Text block:
----

String of British firms switch over to four-day working week - joeyespo
https://www.theguardian.com/world/2019/mar/12/string-of-british-firms-switch-over-to-four-day-working-week
======
Zenst
One aspect many overlook about 4 day weeks is public transport costs. I speak
as somebody who lives in outer London and 15 years ago looked into this with
my employer at the time and whilst the salary adjustment aspect for reduced
hours was fine with me, what tipped it was the travel costs. Reason being you
can buy daily/weekly/monthly or yearly tickets. Which scale in price, and 4x
daily tickets was no cheaper than a weekly ticket. So found I would in effect
still be paying the same money weekly travel even if only traveling 4 days
instead of 5. Whilst such details for many won't be an issue, it is little
things like this that add up. Maybe your employer offers free meals, so you
then have the extra cost of a days food with a 4 day week.

Whilst we will see the working week reduced, I'm equally aware that for some
it may not be ideal. For me an ideal working week would be 3-4 days and 1-2
days education. But then that is another area that gets overlooked - ongoing
education.

What is better for many though is proper flexi-hours. The ability to travel to
work off-peak - starting later, makes the travel costs more palatable and more
importantly - far less stressful. Oh and you can get a seat as well, which is
a bonus for London trains.

----

Raw data:
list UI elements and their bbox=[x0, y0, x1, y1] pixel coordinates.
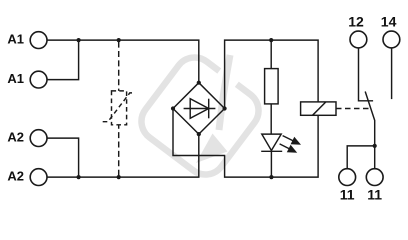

----

Objective: List every type of ticket the four-day week thread says a commuter can buy. Work only from the four-day week thread; the data plays no part.

Output of the task: Daily, weekly, monthly and yearly tickets.